__What is expected__:
Below is some material; transcribe all of it exactly.

(Stored items)
+++

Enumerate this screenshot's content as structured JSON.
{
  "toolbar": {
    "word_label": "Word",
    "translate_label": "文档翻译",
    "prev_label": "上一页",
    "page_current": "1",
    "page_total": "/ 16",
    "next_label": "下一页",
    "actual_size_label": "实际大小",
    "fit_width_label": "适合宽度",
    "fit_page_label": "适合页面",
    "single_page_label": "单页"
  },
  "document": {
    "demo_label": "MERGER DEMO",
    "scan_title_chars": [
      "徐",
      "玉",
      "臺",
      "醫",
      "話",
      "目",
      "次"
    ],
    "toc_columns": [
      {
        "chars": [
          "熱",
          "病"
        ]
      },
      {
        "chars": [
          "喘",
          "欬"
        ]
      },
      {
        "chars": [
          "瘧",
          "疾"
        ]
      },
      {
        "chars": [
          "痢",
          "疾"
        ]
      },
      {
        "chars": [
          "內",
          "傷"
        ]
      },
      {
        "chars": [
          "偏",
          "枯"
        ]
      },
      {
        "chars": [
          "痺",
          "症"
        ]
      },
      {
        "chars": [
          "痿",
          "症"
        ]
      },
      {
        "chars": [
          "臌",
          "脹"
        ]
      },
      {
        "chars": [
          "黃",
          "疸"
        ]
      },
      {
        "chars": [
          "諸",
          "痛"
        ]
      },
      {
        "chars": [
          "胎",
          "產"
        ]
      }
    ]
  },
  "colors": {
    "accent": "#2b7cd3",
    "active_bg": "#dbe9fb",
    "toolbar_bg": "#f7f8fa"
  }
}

+++

__Answer to the problem__:
Enumerate this screenshot's content as structured JSON.
{
  "toolbar": {
    "word_label": "Word",
    "translate_label": "文档翻译",
    "prev_label": "上一页",
    "page_current": "1",
    "page_total": "/ 16",
    "next_label": "下一页",
    "actual_size_label": "实际大小",
    "fit_width_label": "适合宽度",
    "fit_page_label": "适合页面",
    "single_page_label": "单页"
  },
  "document": {
    "demo_label": "MERGER DEMO",
    "scan_title_chars": [
      "徐",
      "玉",
      "臺",
      "醫",
      "話",
      "目",
      "次"
    ],
    "toc_columns": [
      {
        "chars": [
          "熱",
          "病"
        ]
      },
      {
        "chars": [
          "喘",
          "欬"
        ]
      },
      {
        "chars": [
          "瘧",
          "疾"
        ]
      },
      {
        "chars": [
          "痢",
          "疾"
        ]
      },
      {
        "chars": [
          "內",
          "傷"
        ]
      },
      {
        "chars": [
          "偏",
          "枯"
        ]
      },
      {
        "chars": [
          "痺",
          "症"
        ]
      },
      {
        "chars": [
          "痿",
          "症"
        ]
      },
      {
        "chars": [
          "臌",
          "脹"
        ]
      },
      {
        "chars": [
          "黃",
          "疸"
        ]
      },
      {
        "chars": [
          "諸",
          "痛"
        ]
      },
      {
        "chars": [
          "胎",
          "產"
        ]
      }
    ]
  },
  "colors": {
    "accent": "#2b7cd3",
    "active_bg": "#dbe9fb",
    "toolbar_bg": "#f7f8fa"
  }
}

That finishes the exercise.